Exercise:
Below are records to transcribe exactly, without their pictures.

-- start Exercise input --

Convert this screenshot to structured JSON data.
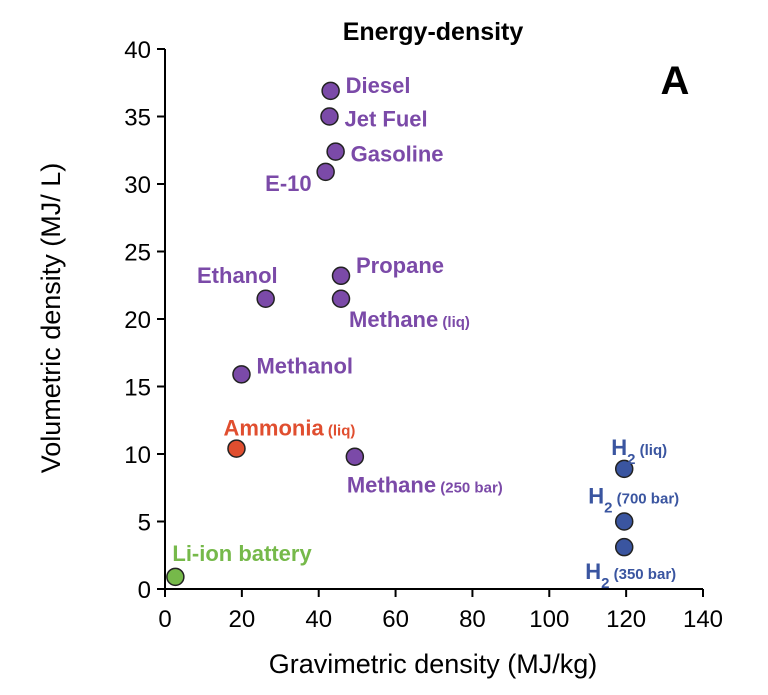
{
  "chart_data": {
    "type": "scatter",
    "title": "Energy-density",
    "panel_label": "A",
    "xlabel": "Gravimetric density (MJ/kg)",
    "ylabel": "Volumetric density (MJ/ L)",
    "xlim": [
      0,
      140
    ],
    "ylim": [
      0,
      40
    ],
    "xticks": [
      0,
      20,
      40,
      60,
      80,
      100,
      120,
      140
    ],
    "yticks": [
      0,
      5,
      10,
      15,
      20,
      25,
      30,
      35,
      40
    ],
    "grid": false,
    "colors": {
      "hydrocarbon": "#7b4aa8",
      "ammonia": "#e04e2f",
      "hydrogen": "#3a55a0",
      "battery": "#76b94a"
    },
    "points": [
      {
        "name": "Diesel",
        "x": 43.1,
        "y": 36.9,
        "group": "hydrocarbon",
        "label": "Diesel",
        "sub": ""
      },
      {
        "name": "Jet Fuel",
        "x": 42.8,
        "y": 35.0,
        "group": "hydrocarbon",
        "label": "Jet Fuel",
        "sub": ""
      },
      {
        "name": "Gasoline",
        "x": 44.4,
        "y": 32.4,
        "group": "hydrocarbon",
        "label": "Gasoline",
        "sub": ""
      },
      {
        "name": "E-10",
        "x": 41.8,
        "y": 30.9,
        "group": "hydrocarbon",
        "label": "E-10",
        "sub": ""
      },
      {
        "name": "Propane",
        "x": 45.8,
        "y": 23.2,
        "group": "hydrocarbon",
        "label": "Propane",
        "sub": ""
      },
      {
        "name": "Ethanol",
        "x": 26.2,
        "y": 21.5,
        "group": "hydrocarbon",
        "label": "Ethanol",
        "sub": ""
      },
      {
        "name": "Methane (liq)",
        "x": 45.8,
        "y": 21.5,
        "group": "hydrocarbon",
        "label": "Methane",
        "sub": "(liq)"
      },
      {
        "name": "Methanol",
        "x": 19.9,
        "y": 15.9,
        "group": "hydrocarbon",
        "label": "Methanol",
        "sub": ""
      },
      {
        "name": "Ammonia (liq)",
        "x": 18.6,
        "y": 10.4,
        "group": "ammonia",
        "label": "Ammonia",
        "sub": "(liq)"
      },
      {
        "name": "Methane (250 bar)",
        "x": 49.4,
        "y": 9.8,
        "group": "hydrocarbon",
        "label": "Methane",
        "sub": "(250 bar)"
      },
      {
        "name": "H2 (liq)",
        "x": 119.5,
        "y": 8.9,
        "group": "hydrogen",
        "label": "H",
        "sub": "(liq)"
      },
      {
        "name": "H2 (700 bar)",
        "x": 119.5,
        "y": 5.0,
        "group": "hydrogen",
        "label": "H",
        "sub": "(700 bar)"
      },
      {
        "name": "H2 (350 bar)",
        "x": 119.5,
        "y": 3.1,
        "group": "hydrogen",
        "label": "H",
        "sub": "(350 bar)"
      },
      {
        "name": "Li-ion battery",
        "x": 2.7,
        "y": 0.9,
        "group": "battery",
        "label": "Li-ion battery",
        "sub": ""
      }
    ]
  }
}
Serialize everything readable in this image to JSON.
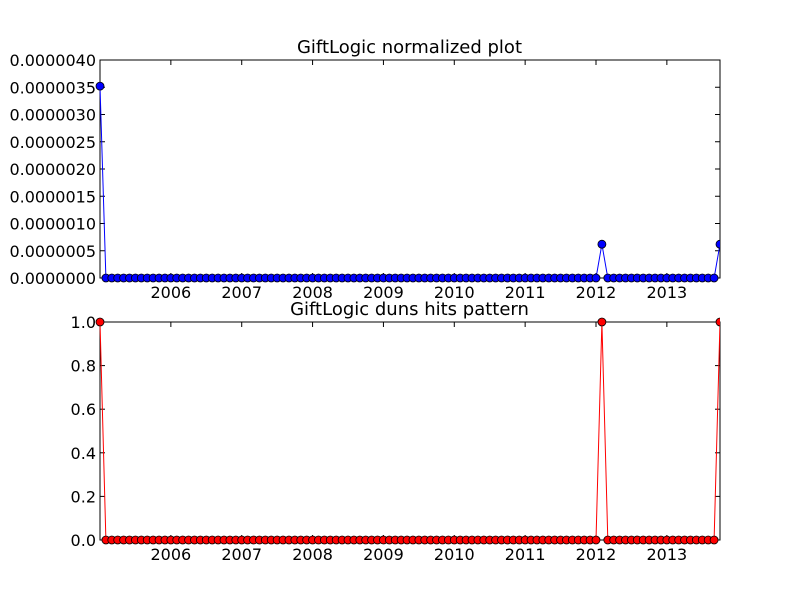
{
  "chart_data": [
    {
      "type": "line",
      "title": "GiftLogic normalized plot",
      "xlabel": "",
      "ylabel": "",
      "color": "#0000ff",
      "marker_color": "#0000ff",
      "ylim": [
        0,
        4e-06
      ],
      "yticks": [
        "0.0000000",
        "0.0000005",
        "0.0000010",
        "0.0000015",
        "0.0000020",
        "0.0000025",
        "0.0000030",
        "0.0000035",
        "0.0000040"
      ],
      "yticks_values": [
        0,
        5e-07,
        1e-06,
        1.5e-06,
        2e-06,
        2.5e-06,
        3e-06,
        3.5e-06,
        4e-06
      ],
      "x_start": "2005-01",
      "x_end": "2013-10",
      "xticks": [
        "2006",
        "2007",
        "2008",
        "2009",
        "2010",
        "2011",
        "2012",
        "2013"
      ],
      "points": [
        {
          "x": "2005-01",
          "y": 3.52e-06
        },
        {
          "x": "2012-02",
          "y": 6.2e-07
        },
        {
          "x": "2013-10",
          "y": 6.2e-07
        }
      ],
      "baseline_y": 0
    },
    {
      "type": "line",
      "title": "GiftLogic duns hits pattern",
      "xlabel": "",
      "ylabel": "",
      "color": "#ff0000",
      "marker_color": "#ff0000",
      "ylim": [
        0,
        1
      ],
      "yticks": [
        "0.0",
        "0.2",
        "0.4",
        "0.6",
        "0.8",
        "1.0"
      ],
      "yticks_values": [
        0,
        0.2,
        0.4,
        0.6,
        0.8,
        1.0
      ],
      "x_start": "2005-01",
      "x_end": "2013-10",
      "xticks": [
        "2006",
        "2007",
        "2008",
        "2009",
        "2010",
        "2011",
        "2012",
        "2013"
      ],
      "points": [
        {
          "x": "2005-01",
          "y": 1
        },
        {
          "x": "2012-02",
          "y": 1
        },
        {
          "x": "2013-10",
          "y": 1
        }
      ],
      "baseline_y": 0
    }
  ]
}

-- end Exercise input --

Complete response:
Convert this screenshot to structured JSON data.
{
  "chart_data": {
    "type": "scatter",
    "title": "Energy-density",
    "panel_label": "A",
    "xlabel": "Gravimetric density (MJ/kg)",
    "ylabel": "Volumetric density (MJ/ L)",
    "xlim": [
      0,
      140
    ],
    "ylim": [
      0,
      40
    ],
    "xticks": [
      0,
      20,
      40,
      60,
      80,
      100,
      120,
      140
    ],
    "yticks": [
      0,
      5,
      10,
      15,
      20,
      25,
      30,
      35,
      40
    ],
    "grid": false,
    "colors": {
      "hydrocarbon": "#7b4aa8",
      "ammonia": "#e04e2f",
      "hydrogen": "#3a55a0",
      "battery": "#76b94a"
    },
    "points": [
      {
        "name": "Diesel",
        "x": 43.1,
        "y": 36.9,
        "group": "hydrocarbon",
        "label": "Diesel",
        "sub": ""
      },
      {
        "name": "Jet Fuel",
        "x": 42.8,
        "y": 35.0,
        "group": "hydrocarbon",
        "label": "Jet Fuel",
        "sub": ""
      },
      {
        "name": "Gasoline",
        "x": 44.4,
        "y": 32.4,
        "group": "hydrocarbon",
        "label": "Gasoline",
        "sub": ""
      },
      {
        "name": "E-10",
        "x": 41.8,
        "y": 30.9,
        "group": "hydrocarbon",
        "label": "E-10",
        "sub": ""
      },
      {
        "name": "Propane",
        "x": 45.8,
        "y": 23.2,
        "group": "hydrocarbon",
        "label": "Propane",
        "sub": ""
      },
      {
        "name": "Ethanol",
        "x": 26.2,
        "y": 21.5,
        "group": "hydrocarbon",
        "label": "Ethanol",
        "sub": ""
      },
      {
        "name": "Methane (liq)",
        "x": 45.8,
        "y": 21.5,
        "group": "hydrocarbon",
        "label": "Methane",
        "sub": "(liq)"
      },
      {
        "name": "Methanol",
        "x": 19.9,
        "y": 15.9,
        "group": "hydrocarbon",
        "label": "Methanol",
        "sub": ""
      },
      {
        "name": "Ammonia (liq)",
        "x": 18.6,
        "y": 10.4,
        "group": "ammonia",
        "label": "Ammonia",
        "sub": "(liq)"
      },
      {
        "name": "Methane (250 bar)",
        "x": 49.4,
        "y": 9.8,
        "group": "hydrocarbon",
        "label": "Methane",
        "sub": "(250 bar)"
      },
      {
        "name": "H2 (liq)",
        "x": 119.5,
        "y": 8.9,
        "group": "hydrogen",
        "label": "H",
        "sub": "(liq)"
      },
      {
        "name": "H2 (700 bar)",
        "x": 119.5,
        "y": 5.0,
        "group": "hydrogen",
        "label": "H",
        "sub": "(700 bar)"
      },
      {
        "name": "H2 (350 bar)",
        "x": 119.5,
        "y": 3.1,
        "group": "hydrogen",
        "label": "H",
        "sub": "(350 bar)"
      },
      {
        "name": "Li-ion battery",
        "x": 2.7,
        "y": 0.9,
        "group": "battery",
        "label": "Li-ion battery",
        "sub": ""
      }
    ]
  }
}
Serialize everything readable in this image to JSON.
{
  "chart_data": [
    {
      "type": "line",
      "title": "GiftLogic normalized plot",
      "xlabel": "",
      "ylabel": "",
      "color": "#0000ff",
      "marker_color": "#0000ff",
      "ylim": [
        0,
        4e-06
      ],
      "yticks": [
        "0.0000000",
        "0.0000005",
        "0.0000010",
        "0.0000015",
        "0.0000020",
        "0.0000025",
        "0.0000030",
        "0.0000035",
        "0.0000040"
      ],
      "yticks_values": [
        0,
        5e-07,
        1e-06,
        1.5e-06,
        2e-06,
        2.5e-06,
        3e-06,
        3.5e-06,
        4e-06
      ],
      "x_start": "2005-01",
      "x_end": "2013-10",
      "xticks": [
        "2006",
        "2007",
        "2008",
        "2009",
        "2010",
        "2011",
        "2012",
        "2013"
      ],
      "points": [
        {
          "x": "2005-01",
          "y": 3.52e-06
        },
        {
          "x": "2012-02",
          "y": 6.2e-07
        },
        {
          "x": "2013-10",
          "y": 6.2e-07
        }
      ],
      "baseline_y": 0
    },
    {
      "type": "line",
      "title": "GiftLogic duns hits pattern",
      "xlabel": "",
      "ylabel": "",
      "color": "#ff0000",
      "marker_color": "#ff0000",
      "ylim": [
        0,
        1
      ],
      "yticks": [
        "0.0",
        "0.2",
        "0.4",
        "0.6",
        "0.8",
        "1.0"
      ],
      "yticks_values": [
        0,
        0.2,
        0.4,
        0.6,
        0.8,
        1.0
      ],
      "x_start": "2005-01",
      "x_end": "2013-10",
      "xticks": [
        "2006",
        "2007",
        "2008",
        "2009",
        "2010",
        "2011",
        "2012",
        "2013"
      ],
      "points": [
        {
          "x": "2005-01",
          "y": 1
        },
        {
          "x": "2012-02",
          "y": 1
        },
        {
          "x": "2013-10",
          "y": 1
        }
      ],
      "baseline_y": 0
    }
  ]
}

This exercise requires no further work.